### Work to complete
Restate the entries word for word, omitting nothing.
## START
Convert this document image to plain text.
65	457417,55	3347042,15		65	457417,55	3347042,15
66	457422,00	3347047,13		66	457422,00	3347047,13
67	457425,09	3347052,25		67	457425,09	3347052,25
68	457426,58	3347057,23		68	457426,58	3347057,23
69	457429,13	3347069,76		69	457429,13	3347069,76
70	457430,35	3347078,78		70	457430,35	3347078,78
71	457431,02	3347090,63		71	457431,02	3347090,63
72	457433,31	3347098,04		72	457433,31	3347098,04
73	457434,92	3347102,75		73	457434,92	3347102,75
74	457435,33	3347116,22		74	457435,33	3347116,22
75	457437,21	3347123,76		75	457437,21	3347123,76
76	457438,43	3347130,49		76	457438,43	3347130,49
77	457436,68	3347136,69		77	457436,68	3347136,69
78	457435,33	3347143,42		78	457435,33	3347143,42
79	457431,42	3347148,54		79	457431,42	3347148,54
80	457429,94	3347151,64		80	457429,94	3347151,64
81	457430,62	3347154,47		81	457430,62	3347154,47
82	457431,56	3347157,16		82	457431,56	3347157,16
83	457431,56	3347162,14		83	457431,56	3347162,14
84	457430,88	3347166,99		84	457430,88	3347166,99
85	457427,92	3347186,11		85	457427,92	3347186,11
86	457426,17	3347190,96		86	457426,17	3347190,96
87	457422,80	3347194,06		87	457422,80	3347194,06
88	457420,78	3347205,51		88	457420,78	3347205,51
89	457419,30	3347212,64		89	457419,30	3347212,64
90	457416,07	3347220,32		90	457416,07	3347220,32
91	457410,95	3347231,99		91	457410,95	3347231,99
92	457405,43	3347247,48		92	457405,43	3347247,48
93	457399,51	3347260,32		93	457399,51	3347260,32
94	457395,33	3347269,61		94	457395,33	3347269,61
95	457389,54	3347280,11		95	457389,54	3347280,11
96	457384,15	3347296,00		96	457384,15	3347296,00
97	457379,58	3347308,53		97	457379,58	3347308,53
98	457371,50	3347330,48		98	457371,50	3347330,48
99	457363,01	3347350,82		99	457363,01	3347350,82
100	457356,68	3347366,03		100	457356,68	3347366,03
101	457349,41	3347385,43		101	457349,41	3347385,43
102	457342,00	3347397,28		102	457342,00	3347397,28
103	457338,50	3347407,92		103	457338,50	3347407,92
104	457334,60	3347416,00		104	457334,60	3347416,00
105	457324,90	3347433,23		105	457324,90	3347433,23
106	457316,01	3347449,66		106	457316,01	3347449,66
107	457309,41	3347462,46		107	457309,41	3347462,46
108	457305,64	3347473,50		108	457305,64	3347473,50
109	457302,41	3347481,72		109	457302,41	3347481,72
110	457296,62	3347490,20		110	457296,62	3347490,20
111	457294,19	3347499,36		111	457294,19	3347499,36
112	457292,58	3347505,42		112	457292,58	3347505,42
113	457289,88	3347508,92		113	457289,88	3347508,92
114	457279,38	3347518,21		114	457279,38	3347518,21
## END
### Output for this task
Convert this document image to plain text.
65	457417,55	3347042,15		65	457417,55	3347042,15
66	457422,00	3347047,13		66	457422,00	3347047,13
67	457425,09	3347052,25		67	457425,09	3347052,25
68	457426,58	3347057,23		68	457426,58	3347057,23
69	457429,13	3347069,76		69	457429,13	3347069,76
70	457430,35	3347078,78		70	457430,35	3347078,78
71	457431,02	3347090,63		71	457431,02	3347090,63
72	457433,31	3347098,04		72	457433,31	3347098,04
73	457434,92	3347102,75		73	457434,92	3347102,75
74	457435,33	3347116,22		74	457435,33	3347116,22
75	457437,21	3347123,76		75	457437,21	3347123,76
76	457438,43	3347130,49		76	457438,43	3347130,49
77	457436,68	3347136,69		77	457436,68	3347136,69
78	457435,33	3347143,42		78	457435,33	3347143,42
79	457431,42	3347148,54		79	457431,42	3347148,54
80	457429,94	3347151,64		80	457429,94	3347151,64
81	457430,62	3347154,47		81	457430,62	3347154,47
82	457431,56	3347157,16		82	457431,56	3347157,16
83	457431,56	3347162,14		83	457431,56	3347162,14
84	457430,88	3347166,99		84	457430,88	3347166,99
85	457427,92	3347186,11		85	457427,92	3347186,11
86	457426,17	3347190,96		86	457426,17	3347190,96
87	457422,80	3347194,06		87	457422,80	3347194,06
88	457420,78	3347205,51		88	457420,78	3347205,51
89	457419,30	3347212,64		89	457419,30	3347212,64
90	457416,07	3347220,32		90	457416,07	3347220,32
91	457410,95	3347231,99		91	457410,95	3347231,99
92	457405,43	3347247,48		92	457405,43	3347247,48
93	457399,51	3347260,32		93	457399,51	3347260,32
94	457395,33	3347269,61		94	457395,33	3347269,61
95	457389,54	3347280,11		95	457389,54	3347280,11
96	457384,15	3347296,00		96	457384,15	3347296,00
97	457379,58	3347308,53		97	457379,58	3347308,53
98	457371,50	3347330,48		98	457371,50	3347330,48
99	457363,01	3347350,82		99	457363,01	3347350,82
100	457356,68	3347366,03		100	457356,68	3347366,03
101	457349,41	3347385,43		101	457349,41	3347385,43
102	457342,00	3347397,28		102	457342,00	3347397,28
103	457338,50	3347407,92		103	457338,50	3347407,92
104	457334,60	3347416,00		104	457334,60	3347416,00
105	457324,90	3347433,23		105	457324,90	3347433,23
106	457316,01	3347449,66		106	457316,01	3347449,66
107	457309,41	3347462,46		107	457309,41	3347462,46
108	457305,64	3347473,50		108	457305,64	3347473,50
109	457302,41	3347481,72		109	457302,41	3347481,72
110	457296,62	3347490,20		110	457296,62	3347490,20
111	457294,19	3347499,36		111	457294,19	3347499,36
112	457292,58	3347505,42		112	457292,58	3347505,42
113	457289,88	3347508,92		113	457289,88	3347508,92
114	457279,38	3347518,21		114	457279,38	3347518,21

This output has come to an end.